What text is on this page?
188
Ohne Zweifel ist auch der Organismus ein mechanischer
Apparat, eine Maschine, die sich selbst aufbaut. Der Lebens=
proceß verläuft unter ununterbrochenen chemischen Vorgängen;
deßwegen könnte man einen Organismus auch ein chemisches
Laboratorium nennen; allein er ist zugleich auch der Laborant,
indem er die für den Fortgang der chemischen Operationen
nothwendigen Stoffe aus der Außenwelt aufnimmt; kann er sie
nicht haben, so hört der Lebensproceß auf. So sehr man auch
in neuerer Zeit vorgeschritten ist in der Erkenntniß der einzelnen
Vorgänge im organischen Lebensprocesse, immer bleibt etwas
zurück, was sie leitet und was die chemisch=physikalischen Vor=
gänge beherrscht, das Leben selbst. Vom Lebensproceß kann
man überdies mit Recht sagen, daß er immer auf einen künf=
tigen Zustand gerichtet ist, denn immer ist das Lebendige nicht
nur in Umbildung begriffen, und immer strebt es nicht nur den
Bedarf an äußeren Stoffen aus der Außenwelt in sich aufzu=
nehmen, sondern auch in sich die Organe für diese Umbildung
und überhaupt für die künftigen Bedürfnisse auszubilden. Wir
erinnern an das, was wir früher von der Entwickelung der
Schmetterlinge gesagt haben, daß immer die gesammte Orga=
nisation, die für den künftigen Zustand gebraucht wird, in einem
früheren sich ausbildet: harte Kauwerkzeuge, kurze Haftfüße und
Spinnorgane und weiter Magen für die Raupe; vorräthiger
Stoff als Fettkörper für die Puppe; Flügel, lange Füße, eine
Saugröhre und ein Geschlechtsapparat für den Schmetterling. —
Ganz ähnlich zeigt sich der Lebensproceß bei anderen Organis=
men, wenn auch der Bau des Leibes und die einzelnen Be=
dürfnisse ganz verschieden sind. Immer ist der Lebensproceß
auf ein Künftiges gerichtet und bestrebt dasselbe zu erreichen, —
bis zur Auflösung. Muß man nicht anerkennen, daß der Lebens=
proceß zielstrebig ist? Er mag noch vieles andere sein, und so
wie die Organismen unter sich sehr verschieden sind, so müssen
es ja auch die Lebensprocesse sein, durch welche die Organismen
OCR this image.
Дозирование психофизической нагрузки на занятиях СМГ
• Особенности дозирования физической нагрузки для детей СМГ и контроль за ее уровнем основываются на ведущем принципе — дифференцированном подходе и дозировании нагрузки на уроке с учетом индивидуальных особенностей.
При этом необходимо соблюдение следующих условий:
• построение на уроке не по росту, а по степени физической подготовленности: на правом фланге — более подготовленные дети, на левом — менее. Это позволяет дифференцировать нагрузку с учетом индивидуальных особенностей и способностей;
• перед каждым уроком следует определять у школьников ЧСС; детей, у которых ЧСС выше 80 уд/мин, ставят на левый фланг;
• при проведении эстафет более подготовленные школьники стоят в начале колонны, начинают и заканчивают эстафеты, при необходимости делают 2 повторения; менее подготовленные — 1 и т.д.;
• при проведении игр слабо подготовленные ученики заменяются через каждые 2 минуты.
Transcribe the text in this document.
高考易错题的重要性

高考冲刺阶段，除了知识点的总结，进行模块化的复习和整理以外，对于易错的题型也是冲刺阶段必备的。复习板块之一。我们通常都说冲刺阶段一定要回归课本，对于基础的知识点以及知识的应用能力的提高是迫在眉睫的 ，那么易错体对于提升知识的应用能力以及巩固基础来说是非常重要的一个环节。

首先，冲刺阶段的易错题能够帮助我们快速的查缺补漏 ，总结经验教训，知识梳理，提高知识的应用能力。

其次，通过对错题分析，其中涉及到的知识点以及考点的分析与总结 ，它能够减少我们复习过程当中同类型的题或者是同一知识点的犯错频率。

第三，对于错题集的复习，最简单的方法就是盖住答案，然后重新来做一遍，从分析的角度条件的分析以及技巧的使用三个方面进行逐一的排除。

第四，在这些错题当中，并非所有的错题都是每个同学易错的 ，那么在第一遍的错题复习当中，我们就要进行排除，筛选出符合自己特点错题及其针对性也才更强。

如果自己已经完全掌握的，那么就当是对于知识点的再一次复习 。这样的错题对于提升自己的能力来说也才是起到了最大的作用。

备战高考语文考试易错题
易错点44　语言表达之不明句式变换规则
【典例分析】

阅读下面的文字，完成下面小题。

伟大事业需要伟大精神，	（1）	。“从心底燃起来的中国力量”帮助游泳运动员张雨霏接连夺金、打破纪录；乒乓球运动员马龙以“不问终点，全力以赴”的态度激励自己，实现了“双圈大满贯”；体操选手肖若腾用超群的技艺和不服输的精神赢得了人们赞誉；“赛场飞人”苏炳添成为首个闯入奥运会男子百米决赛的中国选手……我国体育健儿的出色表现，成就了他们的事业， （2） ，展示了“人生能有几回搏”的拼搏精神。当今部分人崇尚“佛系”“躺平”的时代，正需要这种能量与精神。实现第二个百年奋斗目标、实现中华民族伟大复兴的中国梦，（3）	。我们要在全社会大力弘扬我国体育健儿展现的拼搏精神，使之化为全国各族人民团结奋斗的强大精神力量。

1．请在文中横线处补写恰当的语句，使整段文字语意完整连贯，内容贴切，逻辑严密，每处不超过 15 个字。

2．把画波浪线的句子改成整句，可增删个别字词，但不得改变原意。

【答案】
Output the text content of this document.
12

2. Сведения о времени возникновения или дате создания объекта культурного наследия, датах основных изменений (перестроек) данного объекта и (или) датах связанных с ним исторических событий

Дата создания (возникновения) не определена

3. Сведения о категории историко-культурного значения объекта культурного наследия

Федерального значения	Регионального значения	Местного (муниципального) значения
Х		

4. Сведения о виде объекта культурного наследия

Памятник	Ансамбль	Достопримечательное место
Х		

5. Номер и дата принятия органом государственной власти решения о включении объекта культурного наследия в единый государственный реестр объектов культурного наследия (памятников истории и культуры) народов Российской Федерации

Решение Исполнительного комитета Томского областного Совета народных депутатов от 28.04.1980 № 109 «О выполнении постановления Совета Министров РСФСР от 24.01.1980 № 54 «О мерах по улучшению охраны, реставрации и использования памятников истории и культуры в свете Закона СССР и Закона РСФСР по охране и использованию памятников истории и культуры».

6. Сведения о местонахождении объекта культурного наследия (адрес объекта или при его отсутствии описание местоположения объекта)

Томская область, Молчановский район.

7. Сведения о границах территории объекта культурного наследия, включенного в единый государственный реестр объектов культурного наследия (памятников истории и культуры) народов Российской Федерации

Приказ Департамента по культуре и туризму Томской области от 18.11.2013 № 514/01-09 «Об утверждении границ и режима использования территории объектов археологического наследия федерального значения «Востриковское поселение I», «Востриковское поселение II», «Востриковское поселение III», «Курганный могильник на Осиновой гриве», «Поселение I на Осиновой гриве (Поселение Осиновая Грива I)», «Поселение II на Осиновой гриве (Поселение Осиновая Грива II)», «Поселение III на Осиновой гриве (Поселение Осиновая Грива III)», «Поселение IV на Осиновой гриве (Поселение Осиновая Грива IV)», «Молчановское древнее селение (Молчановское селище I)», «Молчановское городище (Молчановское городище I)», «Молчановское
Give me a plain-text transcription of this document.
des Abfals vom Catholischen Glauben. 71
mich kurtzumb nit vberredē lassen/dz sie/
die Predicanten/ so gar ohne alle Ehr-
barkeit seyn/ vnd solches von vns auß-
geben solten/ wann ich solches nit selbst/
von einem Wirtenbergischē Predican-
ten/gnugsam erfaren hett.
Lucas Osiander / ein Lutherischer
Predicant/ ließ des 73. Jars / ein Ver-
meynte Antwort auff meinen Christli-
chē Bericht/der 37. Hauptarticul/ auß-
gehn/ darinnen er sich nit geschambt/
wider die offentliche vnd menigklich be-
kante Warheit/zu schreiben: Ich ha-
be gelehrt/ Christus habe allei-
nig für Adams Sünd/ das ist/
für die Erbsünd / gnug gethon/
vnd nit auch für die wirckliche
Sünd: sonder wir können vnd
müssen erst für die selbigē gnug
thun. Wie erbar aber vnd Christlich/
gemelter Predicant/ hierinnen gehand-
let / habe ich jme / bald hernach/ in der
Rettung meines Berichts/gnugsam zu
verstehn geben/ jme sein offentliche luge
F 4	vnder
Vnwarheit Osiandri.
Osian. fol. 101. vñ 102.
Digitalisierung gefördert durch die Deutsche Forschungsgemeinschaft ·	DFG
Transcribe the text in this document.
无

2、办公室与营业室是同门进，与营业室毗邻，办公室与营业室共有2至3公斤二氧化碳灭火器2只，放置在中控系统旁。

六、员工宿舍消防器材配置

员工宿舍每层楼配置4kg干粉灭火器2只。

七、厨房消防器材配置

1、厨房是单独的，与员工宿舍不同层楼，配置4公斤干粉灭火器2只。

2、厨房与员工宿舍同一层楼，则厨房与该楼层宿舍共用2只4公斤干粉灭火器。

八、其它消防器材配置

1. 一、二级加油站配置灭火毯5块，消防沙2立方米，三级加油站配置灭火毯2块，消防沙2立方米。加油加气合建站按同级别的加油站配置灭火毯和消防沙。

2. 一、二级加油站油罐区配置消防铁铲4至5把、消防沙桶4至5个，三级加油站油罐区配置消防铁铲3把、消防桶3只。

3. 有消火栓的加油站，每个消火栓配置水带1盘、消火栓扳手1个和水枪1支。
#####
**Directive**: Show the lines of the records that contain the word "künftigen".

**Written solution**:
und überhaupt für die künftigen Bedürfnisse auszubilden. Wir
nisation, die für den künftigen Zustand gebraucht wird, in einem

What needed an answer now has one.